■ TASK PROMPT
Leave the pictures out, and retype all of the material exactly as written.

■ DATASET
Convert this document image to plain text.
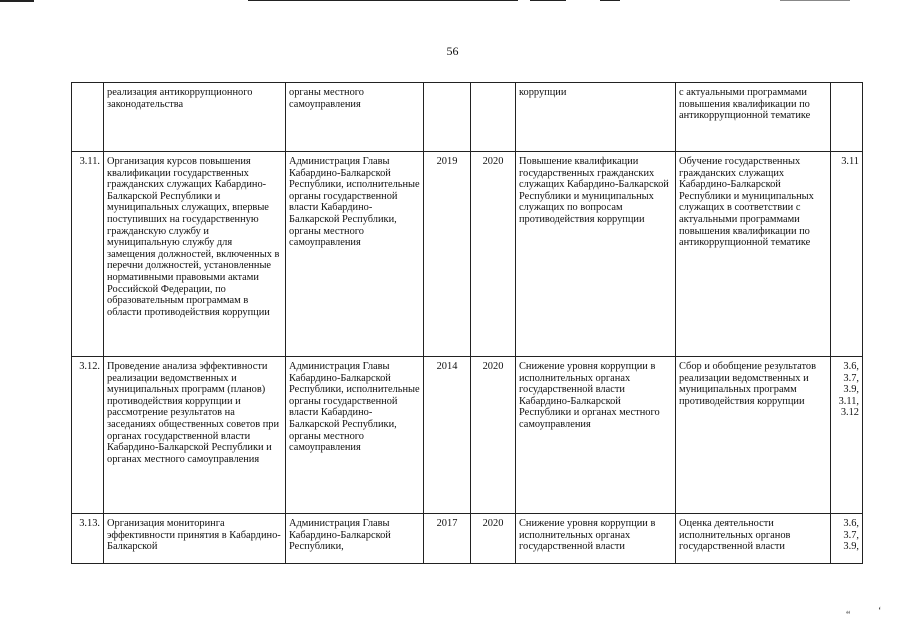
56
	реализация антикоррупционного законодательства	органы местного самоуправления			коррупции	с актуальными программами повышения квалификации по антикоррупционной тематике	
3.11.	Организация курсов повышения квалификации государственных гражданских служащих Кабардино-Балкарской Республики и муниципальных служащих, впервые поступивших на государственную гражданскую службу и муниципальную службу для замещения должностей, включенных в перечни должностей, установленные нормативными правовыми актами Российской Федерации, по образовательным программам в области противодействия коррупции	Администрация Главы Кабардино-Балкарской Республики, исполнительные органы государственной власти Кабардино-Балкарской Республики, органы местного самоуправления	2019	2020	Повышение квалификации государственных гражданских служащих Кабардино-Балкарской Республики и муниципальных служащих по вопросам противодействия коррупции	Обучение государственных гражданских служащих Кабардино-Балкарской Республики и муниципальных служащих в соответствии с актуальными программами повышения квалификации по антикоррупционной тематике	3.11
3.12.	Проведение анализа эффективности реализации ведомственных и муниципальных программ (планов) противодействия коррупции и рассмотрение результатов на заседаниях общественных советов при органах государственной власти Кабардино-Балкарской Республики и органах местного самоуправления	Администрация Главы Кабардино-Балкарской Республики, исполнительные органы государственной власти Кабардино-Балкарской Республики, органы местного самоуправления	2014	2020	Снижение уровня коррупции в исполнительных органах государственной власти Кабардино-Балкарской Республики и органах местного самоуправления	Сбор и обобщение результатов реализации ведомственных и муниципальных программ противодействия коррупции	3.6, 3.7, 3.9, 3.11, 3.12
3.13.	Организация мониторинга эффективности принятия в Кабардино-Балкарской	Администрация Главы Кабардино-Балкарской Республики,	2017	2020	Снижение уровня коррупции в исполнительных органах государственной власти	Оценка деятельности исполнительных органов государственной власти	3.6, 3.7, 3.9,
“	‘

■ REPLY TO THE TASK
Convert this document image to plain text.
56
	реализация антикоррупционного законодательства	органы местного самоуправления			коррупции	с актуальными программами повышения квалификации по антикоррупционной тематике	
3.11.	Организация курсов повышения квалификации государственных гражданских служащих Кабардино-Балкарской Республики и муниципальных служащих, впервые поступивших на государственную гражданскую службу и муниципальную службу для замещения должностей, включенных в перечни должностей, установленные нормативными правовыми актами Российской Федерации, по образовательным программам в области противодействия коррупции	Администрация Главы Кабардино-Балкарской Республики, исполнительные органы государственной власти Кабардино-Балкарской Республики, органы местного самоуправления	2019	2020	Повышение квалификации государственных гражданских служащих Кабардино-Балкарской Республики и муниципальных служащих по вопросам противодействия коррупции	Обучение государственных гражданских служащих Кабардино-Балкарской Республики и муниципальных служащих в соответствии с актуальными программами повышения квалификации по антикоррупционной тематике	3.11
3.12.	Проведение анализа эффективности реализации ведомственных и муниципальных программ (планов) противодействия коррупции и рассмотрение результатов на заседаниях общественных советов при органах государственной власти Кабардино-Балкарской Республики и органах местного самоуправления	Администрация Главы Кабардино-Балкарской Республики, исполнительные органы государственной власти Кабардино-Балкарской Республики, органы местного самоуправления	2014	2020	Снижение уровня коррупции в исполнительных органах государственной власти Кабардино-Балкарской Республики и органах местного самоуправления	Сбор и обобщение результатов реализации ведомственных и муниципальных программ противодействия коррупции	3.6, 3.7, 3.9, 3.11, 3.12
3.13.	Организация мониторинга эффективности принятия в Кабардино-Балкарской	Администрация Главы Кабардино-Балкарской Республики,	2017	2020	Снижение уровня коррупции в исполнительных органах государственной власти	Оценка деятельности исполнительных органов государственной власти	3.6, 3.7, 3.9,
“	‘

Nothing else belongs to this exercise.